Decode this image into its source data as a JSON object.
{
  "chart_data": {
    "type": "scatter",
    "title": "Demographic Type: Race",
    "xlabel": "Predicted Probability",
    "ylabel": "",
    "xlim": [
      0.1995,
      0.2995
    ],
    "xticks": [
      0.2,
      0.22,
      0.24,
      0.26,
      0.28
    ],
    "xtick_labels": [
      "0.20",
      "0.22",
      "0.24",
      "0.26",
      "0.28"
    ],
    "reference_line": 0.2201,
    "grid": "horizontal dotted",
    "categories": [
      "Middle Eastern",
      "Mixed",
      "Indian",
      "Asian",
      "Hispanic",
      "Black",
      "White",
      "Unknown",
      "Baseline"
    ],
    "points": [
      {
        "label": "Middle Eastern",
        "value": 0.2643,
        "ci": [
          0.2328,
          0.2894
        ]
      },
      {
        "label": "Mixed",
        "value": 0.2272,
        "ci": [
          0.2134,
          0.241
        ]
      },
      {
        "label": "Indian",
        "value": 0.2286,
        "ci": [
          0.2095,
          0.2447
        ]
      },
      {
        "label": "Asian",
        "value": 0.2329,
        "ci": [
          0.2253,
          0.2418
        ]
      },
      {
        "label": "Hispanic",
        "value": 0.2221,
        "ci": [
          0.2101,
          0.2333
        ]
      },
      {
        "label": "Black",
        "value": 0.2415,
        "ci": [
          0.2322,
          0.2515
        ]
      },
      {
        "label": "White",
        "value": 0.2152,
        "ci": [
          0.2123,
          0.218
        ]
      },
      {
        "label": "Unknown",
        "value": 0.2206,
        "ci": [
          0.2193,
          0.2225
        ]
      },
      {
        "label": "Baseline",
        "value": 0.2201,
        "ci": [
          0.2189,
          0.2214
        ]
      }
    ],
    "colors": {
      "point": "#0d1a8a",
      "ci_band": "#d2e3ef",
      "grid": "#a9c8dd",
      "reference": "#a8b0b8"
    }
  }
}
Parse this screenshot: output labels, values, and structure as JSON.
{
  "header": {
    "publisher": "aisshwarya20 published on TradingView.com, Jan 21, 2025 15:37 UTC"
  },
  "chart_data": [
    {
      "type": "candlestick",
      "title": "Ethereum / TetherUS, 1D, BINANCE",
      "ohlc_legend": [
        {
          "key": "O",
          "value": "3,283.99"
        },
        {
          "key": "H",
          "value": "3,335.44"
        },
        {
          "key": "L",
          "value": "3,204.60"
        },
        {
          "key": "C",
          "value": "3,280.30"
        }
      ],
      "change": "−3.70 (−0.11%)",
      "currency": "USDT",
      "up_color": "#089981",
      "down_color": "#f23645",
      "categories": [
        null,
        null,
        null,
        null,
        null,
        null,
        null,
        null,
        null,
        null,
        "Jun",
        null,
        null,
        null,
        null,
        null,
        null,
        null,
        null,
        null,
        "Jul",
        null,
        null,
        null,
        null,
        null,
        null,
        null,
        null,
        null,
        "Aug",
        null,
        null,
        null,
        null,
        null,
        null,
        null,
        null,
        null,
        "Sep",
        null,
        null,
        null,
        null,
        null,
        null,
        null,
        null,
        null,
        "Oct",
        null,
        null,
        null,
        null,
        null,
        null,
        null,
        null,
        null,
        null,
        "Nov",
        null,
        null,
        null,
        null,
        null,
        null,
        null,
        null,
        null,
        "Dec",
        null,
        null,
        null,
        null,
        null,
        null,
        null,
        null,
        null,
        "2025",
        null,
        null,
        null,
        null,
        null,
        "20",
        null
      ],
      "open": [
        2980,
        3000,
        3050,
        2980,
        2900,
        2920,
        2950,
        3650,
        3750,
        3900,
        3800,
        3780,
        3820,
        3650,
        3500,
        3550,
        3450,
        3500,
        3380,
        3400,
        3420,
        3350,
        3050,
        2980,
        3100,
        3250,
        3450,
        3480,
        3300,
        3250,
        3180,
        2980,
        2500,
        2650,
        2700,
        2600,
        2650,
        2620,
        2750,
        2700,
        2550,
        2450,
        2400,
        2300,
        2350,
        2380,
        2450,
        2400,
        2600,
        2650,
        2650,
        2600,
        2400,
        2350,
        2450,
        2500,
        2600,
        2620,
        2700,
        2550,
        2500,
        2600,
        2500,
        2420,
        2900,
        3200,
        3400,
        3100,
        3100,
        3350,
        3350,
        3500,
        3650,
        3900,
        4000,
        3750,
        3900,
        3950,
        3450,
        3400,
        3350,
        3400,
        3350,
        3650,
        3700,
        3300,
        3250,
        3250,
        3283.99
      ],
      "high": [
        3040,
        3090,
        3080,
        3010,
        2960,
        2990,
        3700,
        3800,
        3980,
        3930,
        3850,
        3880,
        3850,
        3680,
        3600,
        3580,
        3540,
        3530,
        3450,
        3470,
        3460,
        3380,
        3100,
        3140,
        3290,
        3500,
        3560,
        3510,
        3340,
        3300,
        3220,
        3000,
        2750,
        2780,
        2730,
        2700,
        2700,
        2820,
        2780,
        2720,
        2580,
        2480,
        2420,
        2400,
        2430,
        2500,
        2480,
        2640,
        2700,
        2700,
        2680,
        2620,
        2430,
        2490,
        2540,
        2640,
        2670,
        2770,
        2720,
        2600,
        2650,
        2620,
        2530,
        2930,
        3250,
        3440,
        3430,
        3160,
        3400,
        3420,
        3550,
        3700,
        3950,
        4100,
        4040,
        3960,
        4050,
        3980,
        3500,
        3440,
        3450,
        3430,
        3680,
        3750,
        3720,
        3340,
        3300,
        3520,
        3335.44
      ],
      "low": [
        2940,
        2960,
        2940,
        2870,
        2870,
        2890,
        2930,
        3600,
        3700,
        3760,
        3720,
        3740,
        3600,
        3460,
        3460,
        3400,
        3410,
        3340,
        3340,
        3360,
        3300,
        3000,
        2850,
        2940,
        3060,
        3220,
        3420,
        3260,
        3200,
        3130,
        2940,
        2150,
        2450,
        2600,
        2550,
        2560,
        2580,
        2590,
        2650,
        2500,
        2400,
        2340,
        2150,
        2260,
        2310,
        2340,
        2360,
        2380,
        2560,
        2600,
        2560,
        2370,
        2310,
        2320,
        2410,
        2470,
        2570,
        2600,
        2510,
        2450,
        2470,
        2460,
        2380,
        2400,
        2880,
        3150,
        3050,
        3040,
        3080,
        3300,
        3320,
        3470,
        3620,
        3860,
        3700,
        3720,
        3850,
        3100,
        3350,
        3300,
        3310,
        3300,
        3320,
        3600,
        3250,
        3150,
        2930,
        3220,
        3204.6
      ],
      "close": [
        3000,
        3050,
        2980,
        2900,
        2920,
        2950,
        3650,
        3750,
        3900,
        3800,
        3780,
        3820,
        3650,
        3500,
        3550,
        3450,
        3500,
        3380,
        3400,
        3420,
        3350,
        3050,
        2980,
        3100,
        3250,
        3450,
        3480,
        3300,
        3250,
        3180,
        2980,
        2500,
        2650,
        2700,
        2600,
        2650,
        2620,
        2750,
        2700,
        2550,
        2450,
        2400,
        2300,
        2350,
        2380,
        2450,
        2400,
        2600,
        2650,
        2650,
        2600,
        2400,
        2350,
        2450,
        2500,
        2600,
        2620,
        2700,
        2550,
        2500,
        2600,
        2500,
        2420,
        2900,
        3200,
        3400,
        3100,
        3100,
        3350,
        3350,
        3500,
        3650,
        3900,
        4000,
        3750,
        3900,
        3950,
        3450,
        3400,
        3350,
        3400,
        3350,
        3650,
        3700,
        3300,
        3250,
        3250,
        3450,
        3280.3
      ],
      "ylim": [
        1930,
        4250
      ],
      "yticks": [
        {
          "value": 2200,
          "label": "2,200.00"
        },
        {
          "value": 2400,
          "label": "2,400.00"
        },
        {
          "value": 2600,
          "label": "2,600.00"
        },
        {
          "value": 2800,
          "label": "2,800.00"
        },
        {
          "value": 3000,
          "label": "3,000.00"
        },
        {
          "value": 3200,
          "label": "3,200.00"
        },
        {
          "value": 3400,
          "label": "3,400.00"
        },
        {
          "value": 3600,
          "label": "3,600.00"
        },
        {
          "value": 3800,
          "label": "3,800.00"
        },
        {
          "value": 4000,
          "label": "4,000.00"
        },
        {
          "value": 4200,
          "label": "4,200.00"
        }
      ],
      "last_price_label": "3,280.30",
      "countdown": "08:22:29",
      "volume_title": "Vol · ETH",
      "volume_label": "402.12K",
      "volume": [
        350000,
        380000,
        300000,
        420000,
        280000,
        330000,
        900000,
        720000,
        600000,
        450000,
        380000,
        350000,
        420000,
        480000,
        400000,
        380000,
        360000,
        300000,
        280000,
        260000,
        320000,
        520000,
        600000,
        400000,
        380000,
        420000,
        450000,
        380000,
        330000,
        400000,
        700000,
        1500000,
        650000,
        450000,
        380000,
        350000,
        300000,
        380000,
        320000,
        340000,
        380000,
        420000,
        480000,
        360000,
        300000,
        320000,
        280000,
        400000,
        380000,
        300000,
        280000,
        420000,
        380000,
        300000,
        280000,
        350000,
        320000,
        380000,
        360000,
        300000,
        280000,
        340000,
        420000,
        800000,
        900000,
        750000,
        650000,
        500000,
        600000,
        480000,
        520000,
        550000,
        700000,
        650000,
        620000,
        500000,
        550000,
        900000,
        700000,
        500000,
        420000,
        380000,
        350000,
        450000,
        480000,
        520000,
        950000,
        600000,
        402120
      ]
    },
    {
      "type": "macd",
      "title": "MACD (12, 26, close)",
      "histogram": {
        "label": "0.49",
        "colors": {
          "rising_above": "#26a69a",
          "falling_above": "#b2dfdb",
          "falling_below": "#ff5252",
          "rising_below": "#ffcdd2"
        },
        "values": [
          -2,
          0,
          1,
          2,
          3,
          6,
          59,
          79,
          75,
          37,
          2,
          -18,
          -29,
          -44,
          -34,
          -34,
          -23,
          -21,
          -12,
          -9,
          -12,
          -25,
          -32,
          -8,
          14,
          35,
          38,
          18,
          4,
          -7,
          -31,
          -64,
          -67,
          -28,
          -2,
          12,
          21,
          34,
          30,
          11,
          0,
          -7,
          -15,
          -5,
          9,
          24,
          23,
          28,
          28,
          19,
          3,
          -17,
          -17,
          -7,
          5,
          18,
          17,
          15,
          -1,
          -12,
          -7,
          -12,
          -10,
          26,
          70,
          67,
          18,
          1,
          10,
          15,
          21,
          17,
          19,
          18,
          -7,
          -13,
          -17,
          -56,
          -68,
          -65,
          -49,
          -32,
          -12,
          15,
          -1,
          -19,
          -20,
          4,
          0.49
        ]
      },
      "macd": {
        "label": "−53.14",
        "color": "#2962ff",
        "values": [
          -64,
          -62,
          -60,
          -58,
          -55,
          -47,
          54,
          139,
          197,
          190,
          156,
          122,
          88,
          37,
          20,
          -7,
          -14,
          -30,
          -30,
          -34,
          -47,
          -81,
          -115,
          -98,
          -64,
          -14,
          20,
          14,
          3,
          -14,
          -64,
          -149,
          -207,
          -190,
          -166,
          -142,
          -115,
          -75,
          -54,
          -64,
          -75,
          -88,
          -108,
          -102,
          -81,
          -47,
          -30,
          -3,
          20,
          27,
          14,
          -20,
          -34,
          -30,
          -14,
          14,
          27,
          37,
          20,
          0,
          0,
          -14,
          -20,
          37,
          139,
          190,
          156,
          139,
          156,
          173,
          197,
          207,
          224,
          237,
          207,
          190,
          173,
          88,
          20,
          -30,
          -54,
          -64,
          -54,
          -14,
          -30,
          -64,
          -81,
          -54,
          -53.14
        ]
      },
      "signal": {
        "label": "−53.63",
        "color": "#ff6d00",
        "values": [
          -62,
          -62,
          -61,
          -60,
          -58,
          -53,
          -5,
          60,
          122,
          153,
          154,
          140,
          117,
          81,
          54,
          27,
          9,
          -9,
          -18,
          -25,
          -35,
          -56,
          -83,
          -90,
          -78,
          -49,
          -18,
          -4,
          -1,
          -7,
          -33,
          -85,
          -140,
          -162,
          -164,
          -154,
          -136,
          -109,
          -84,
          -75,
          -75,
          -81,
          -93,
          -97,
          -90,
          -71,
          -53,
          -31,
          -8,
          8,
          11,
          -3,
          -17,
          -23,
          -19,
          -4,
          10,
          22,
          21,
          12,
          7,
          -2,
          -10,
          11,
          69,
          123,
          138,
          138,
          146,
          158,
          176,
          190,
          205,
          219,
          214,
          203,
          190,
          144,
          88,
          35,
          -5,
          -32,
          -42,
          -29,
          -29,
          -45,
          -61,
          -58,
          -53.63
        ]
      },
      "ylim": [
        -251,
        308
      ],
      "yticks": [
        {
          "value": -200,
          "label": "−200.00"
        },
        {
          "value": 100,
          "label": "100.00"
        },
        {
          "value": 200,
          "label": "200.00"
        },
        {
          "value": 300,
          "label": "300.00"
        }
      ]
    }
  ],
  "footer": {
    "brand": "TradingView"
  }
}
+++
Say how many lines hold the word "grid", giving the number and nothing else.

2